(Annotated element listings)
* begin *

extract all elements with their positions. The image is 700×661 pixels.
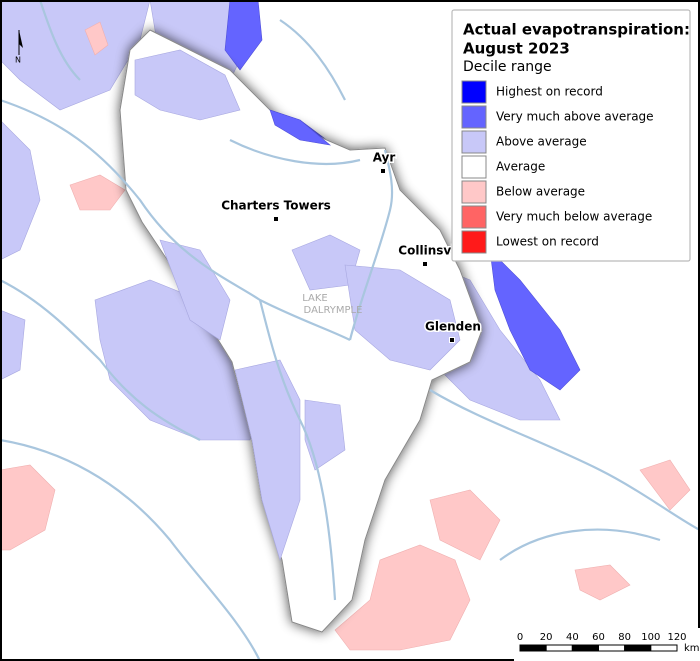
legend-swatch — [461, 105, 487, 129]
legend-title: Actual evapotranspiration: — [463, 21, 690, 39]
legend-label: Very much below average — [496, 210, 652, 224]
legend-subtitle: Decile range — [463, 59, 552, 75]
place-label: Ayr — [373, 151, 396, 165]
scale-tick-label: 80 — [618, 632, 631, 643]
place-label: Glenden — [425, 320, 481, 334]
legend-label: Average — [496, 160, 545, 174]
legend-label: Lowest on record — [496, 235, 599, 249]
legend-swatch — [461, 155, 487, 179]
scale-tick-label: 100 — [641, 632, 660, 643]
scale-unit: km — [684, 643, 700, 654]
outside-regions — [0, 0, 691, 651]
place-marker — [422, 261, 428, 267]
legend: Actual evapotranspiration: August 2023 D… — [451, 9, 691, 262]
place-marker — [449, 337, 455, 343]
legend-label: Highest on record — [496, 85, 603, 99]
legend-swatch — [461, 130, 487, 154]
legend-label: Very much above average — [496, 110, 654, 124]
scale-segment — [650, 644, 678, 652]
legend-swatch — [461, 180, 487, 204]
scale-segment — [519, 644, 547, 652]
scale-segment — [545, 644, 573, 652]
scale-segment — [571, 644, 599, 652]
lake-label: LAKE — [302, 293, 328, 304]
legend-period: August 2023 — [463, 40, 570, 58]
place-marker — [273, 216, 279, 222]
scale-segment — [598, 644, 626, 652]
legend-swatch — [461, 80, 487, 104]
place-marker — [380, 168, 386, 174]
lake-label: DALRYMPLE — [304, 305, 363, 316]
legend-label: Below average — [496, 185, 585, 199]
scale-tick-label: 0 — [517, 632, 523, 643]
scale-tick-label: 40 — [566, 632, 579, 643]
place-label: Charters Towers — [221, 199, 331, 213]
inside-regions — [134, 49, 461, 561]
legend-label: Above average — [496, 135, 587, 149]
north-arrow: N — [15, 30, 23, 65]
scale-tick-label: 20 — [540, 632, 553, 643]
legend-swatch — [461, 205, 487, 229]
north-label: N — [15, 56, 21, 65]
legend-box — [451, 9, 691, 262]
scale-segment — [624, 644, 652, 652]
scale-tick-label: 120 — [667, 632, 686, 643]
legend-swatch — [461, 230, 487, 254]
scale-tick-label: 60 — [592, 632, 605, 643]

* end *

[WHAT TO DO] Count the lines in the records that contain the string "regions", treating uppercase and lowercase as different. Give only the number.

[EXPECTED OUTPUT] 2